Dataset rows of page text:
%%
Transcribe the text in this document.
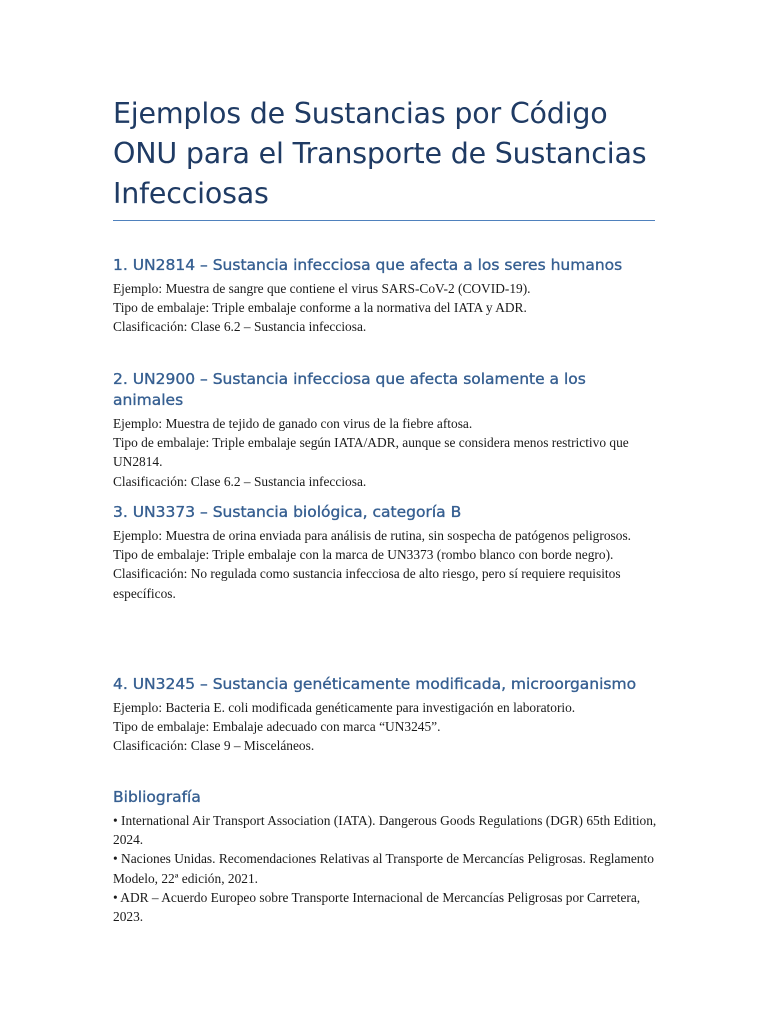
Ejemplos de Sustancias por Código ONU para el Transporte de Sustancias Infecciosas
1. UN2814 – Sustancia infecciosa que afecta a los seres humanos

Ejemplo: Muestra de sangre que contiene el virus SARS-CoV-2 (COVID-19).

Tipo de embalaje: Triple embalaje conforme a la normativa del IATA y ADR.

Clasificación: Clase 6.2 – Sustancia infecciosa.

2. UN2900 – Sustancia infecciosa que afecta solamente a los animales

Ejemplo: Muestra de tejido de ganado con virus de la fiebre aftosa.

Tipo de embalaje: Triple embalaje según IATA/ADR, aunque se considera menos restrictivo que UN2814.

Clasificación: Clase 6.2 – Sustancia infecciosa.

3. UN3373 – Sustancia biológica, categoría B

Ejemplo: Muestra de orina enviada para análisis de rutina, sin sospecha de patógenos peligrosos.

Tipo de embalaje: Triple embalaje con la marca de UN3373 (rombo blanco con borde negro).

Clasificación: No regulada como sustancia infecciosa de alto riesgo, pero sí requiere requisitos específicos.

4. UN3245 – Sustancia genéticamente modificada, microorganismo

Ejemplo: Bacteria E. coli modificada genéticamente para investigación en laboratorio.

Tipo de embalaje: Embalaje adecuado con marca “UN3245”.

Clasificación: Clase 9 – Misceláneos.

Bibliografía

• International Air Transport Association (IATA). Dangerous Goods Regulations (DGR) 65th Edition, 2024.

• Naciones Unidas. Recomendaciones Relativas al Transporte de Mercancías Peligrosas. Reglamento Modelo, 22ª edición, 2021.

• ADR – Acuerdo Europeo sobre Transporte Internacional de Mercancías Peligrosas por Carretera, 2023.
%%
→ **ABOUT THIS EXERCISE**
What lines in the entries contain "para"? Report each one by copying it.

→ **PROBLEM SOLUTION**
Ejemplos de Sustancias por Código ONU para el Transporte de Sustancias Infecciosas
Ejemplo: Muestra de orina enviada para análisis de rutina, sin sospecha de patógenos peligrosos.
Ejemplo: Bacteria E. coli modificada genéticamente para investigación en laboratorio.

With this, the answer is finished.